## EXERCISE REQUIREMENTS
Your task is to extract every entry that follows word for word while excluding the pictures.

====== EXERCISE MATERIAL

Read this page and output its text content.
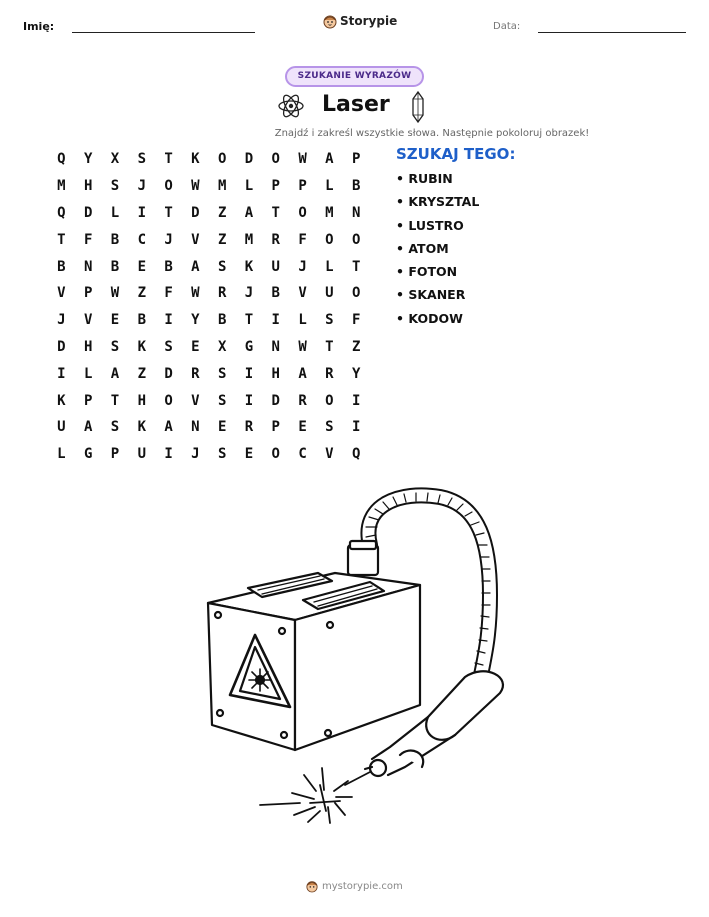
Imię:	Storypie	Data:
SZUKANIE WYRAZÓW
Laser
Znajdź i zakreśl wszystkie słowa. Następnie pokoloruj obrazek!
Q	Y	X	S	T	K	O	D	O	W	A	P
M	H	S	J	O	W	M	L	P	P	L	B
Q	D	L	I	T	D	Z	A	T	O	M	N
T	F	B	C	J	V	Z	M	R	F	O	O
B	N	B	E	B	A	S	K	U	J	L	T
V	P	W	Z	F	W	R	J	B	V	U	O
J	V	E	B	I	Y	B	T	I	L	S	F
D	H	S	K	S	E	X	G	N	W	T	Z
I	L	A	Z	D	R	S	I	H	A	R	Y
K	P	T	H	O	V	S	I	D	R	O	I
U	A	S	K	A	N	E	R	P	E	S	I
L	G	P	U	I	J	S	E	O	C	V	Q
SZUKAJ TEGO:
• RUBIN
• KRYSZTAL
• LUSTRO
• ATOM
• FOTON
• SKANER
• KODOW
mystorypie.com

============

## RESPONSE
Read this page and output its text content.
Imię:	Storypie	Data:
SZUKANIE WYRAZÓW
Laser
Znajdź i zakreśl wszystkie słowa. Następnie pokoloruj obrazek!
Q	Y	X	S	T	K	O	D	O	W	A	P
M	H	S	J	O	W	M	L	P	P	L	B
Q	D	L	I	T	D	Z	A	T	O	M	N
T	F	B	C	J	V	Z	M	R	F	O	O
B	N	B	E	B	A	S	K	U	J	L	T
V	P	W	Z	F	W	R	J	B	V	U	O
J	V	E	B	I	Y	B	T	I	L	S	F
D	H	S	K	S	E	X	G	N	W	T	Z
I	L	A	Z	D	R	S	I	H	A	R	Y
K	P	T	H	O	V	S	I	D	R	O	I
U	A	S	K	A	N	E	R	P	E	S	I
L	G	P	U	I	J	S	E	O	C	V	Q
SZUKAJ TEGO:
• RUBIN
• KRYSZTAL
• LUSTRO
• ATOM
• FOTON
• SKANER
• KODOW
mystorypie.com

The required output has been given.